EXERCISE REQUIREMENTS
Take every line that has the string "Cylindrocarpon" and copy it out.

(Data entries for graphics)
▶
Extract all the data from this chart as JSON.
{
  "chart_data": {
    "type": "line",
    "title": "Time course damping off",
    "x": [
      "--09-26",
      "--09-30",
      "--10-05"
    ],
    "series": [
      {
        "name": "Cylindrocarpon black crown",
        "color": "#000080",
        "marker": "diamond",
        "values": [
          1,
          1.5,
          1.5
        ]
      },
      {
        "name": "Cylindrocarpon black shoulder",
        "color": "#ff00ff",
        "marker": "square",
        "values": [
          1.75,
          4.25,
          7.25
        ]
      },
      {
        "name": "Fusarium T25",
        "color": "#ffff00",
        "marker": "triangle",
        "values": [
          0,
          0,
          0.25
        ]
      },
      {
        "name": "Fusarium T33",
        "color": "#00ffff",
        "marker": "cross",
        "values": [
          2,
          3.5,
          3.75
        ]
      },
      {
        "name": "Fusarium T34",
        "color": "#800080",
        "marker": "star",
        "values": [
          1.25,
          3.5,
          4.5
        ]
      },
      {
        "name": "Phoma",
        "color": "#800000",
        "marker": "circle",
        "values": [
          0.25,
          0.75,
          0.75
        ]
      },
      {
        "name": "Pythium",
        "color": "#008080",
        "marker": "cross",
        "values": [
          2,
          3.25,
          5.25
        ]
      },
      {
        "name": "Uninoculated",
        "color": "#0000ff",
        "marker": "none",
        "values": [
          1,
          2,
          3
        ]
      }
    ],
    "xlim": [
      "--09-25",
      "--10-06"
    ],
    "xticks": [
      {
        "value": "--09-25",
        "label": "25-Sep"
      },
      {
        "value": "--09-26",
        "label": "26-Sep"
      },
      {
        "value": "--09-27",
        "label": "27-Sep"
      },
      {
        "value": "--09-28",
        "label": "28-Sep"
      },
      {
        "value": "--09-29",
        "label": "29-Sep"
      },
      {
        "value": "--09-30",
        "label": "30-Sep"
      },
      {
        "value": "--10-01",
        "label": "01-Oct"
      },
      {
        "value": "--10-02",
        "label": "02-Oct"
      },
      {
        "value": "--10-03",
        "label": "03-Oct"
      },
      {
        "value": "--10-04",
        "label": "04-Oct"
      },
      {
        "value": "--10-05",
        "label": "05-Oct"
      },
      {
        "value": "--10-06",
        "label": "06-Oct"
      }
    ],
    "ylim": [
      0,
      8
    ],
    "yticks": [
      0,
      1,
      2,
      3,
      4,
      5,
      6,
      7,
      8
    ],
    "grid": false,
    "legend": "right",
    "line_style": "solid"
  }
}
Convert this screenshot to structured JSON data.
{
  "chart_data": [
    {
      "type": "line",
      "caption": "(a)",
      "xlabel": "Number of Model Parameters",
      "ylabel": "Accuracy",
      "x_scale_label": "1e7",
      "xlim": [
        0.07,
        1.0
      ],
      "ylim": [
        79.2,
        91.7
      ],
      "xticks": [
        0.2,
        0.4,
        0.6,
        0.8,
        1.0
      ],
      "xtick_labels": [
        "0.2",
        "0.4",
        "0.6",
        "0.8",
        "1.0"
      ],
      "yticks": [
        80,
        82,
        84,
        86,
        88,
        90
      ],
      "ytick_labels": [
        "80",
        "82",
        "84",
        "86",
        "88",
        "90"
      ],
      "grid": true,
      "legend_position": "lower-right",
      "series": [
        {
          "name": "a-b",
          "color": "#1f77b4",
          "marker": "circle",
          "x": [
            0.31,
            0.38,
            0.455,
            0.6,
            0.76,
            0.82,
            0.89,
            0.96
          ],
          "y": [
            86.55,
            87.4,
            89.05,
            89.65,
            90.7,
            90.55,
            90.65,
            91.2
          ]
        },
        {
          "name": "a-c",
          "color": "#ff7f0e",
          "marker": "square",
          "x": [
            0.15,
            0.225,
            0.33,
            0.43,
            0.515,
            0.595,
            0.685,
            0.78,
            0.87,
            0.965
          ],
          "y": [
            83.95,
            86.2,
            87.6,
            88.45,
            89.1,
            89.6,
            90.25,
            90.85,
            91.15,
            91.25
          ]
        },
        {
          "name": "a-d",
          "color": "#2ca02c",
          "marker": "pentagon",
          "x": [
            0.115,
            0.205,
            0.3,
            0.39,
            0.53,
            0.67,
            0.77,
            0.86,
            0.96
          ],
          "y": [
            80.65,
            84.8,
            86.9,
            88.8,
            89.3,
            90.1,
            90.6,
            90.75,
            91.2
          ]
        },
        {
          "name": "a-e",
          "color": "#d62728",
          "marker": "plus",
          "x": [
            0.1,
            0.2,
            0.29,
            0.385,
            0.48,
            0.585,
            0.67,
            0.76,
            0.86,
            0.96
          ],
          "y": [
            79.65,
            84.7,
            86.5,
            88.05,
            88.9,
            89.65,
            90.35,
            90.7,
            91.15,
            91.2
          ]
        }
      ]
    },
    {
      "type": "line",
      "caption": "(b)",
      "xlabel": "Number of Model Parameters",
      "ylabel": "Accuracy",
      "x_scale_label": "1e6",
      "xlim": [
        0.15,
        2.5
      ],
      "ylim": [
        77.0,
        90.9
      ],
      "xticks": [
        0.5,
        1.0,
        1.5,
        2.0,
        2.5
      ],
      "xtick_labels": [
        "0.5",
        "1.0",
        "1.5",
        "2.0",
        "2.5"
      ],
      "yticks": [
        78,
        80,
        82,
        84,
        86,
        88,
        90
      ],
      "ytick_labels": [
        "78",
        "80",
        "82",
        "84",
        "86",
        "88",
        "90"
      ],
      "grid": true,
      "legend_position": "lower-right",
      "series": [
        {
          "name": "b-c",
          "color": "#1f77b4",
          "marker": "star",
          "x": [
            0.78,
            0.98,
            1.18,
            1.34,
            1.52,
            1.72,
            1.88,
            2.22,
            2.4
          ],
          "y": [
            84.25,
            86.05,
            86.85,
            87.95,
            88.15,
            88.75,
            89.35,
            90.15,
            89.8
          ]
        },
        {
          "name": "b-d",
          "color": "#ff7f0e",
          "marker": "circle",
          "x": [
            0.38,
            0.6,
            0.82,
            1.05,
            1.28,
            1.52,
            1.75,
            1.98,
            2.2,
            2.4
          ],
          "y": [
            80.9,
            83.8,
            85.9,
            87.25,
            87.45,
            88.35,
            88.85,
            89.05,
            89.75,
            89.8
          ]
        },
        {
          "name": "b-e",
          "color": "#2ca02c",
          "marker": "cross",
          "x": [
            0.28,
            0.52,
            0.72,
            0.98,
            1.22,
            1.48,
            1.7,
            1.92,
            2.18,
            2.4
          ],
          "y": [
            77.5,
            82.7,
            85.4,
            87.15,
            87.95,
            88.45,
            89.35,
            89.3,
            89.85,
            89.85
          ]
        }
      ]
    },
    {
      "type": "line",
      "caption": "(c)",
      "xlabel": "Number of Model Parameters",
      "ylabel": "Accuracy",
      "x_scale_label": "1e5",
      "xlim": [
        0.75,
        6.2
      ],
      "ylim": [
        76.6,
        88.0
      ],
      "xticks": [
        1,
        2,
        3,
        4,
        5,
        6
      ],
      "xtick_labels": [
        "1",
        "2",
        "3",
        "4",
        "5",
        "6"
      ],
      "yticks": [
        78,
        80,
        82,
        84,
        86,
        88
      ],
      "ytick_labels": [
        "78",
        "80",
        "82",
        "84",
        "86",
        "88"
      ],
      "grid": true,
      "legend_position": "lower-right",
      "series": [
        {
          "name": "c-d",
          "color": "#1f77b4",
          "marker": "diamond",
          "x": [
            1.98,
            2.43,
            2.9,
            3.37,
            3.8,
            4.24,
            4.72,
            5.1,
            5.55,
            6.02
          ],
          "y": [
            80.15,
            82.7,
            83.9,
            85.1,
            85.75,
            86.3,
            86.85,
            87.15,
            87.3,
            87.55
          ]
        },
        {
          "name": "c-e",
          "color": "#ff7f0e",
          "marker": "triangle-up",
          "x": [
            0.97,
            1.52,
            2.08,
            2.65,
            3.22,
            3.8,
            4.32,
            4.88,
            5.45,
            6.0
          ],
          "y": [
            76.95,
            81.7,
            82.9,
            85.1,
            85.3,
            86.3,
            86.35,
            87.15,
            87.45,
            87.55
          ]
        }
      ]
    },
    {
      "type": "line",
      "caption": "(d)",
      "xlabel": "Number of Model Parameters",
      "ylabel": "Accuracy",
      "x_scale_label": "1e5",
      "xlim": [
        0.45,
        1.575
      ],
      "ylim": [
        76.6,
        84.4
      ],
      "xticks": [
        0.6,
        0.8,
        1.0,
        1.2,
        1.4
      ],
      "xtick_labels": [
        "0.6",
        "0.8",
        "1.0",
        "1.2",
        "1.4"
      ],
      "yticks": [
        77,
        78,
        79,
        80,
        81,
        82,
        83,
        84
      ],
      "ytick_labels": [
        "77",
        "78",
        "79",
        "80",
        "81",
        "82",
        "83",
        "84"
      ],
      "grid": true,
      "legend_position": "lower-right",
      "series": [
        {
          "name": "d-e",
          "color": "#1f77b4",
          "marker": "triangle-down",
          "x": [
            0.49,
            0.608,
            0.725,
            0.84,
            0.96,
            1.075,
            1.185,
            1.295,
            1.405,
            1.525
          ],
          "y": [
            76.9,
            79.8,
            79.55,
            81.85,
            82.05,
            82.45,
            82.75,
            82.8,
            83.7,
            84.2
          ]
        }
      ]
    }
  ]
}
◀
TASK OUTPUT
        "name": "Cylindrocarpon black crown",
        "name": "Cylindrocarpon black shoulder",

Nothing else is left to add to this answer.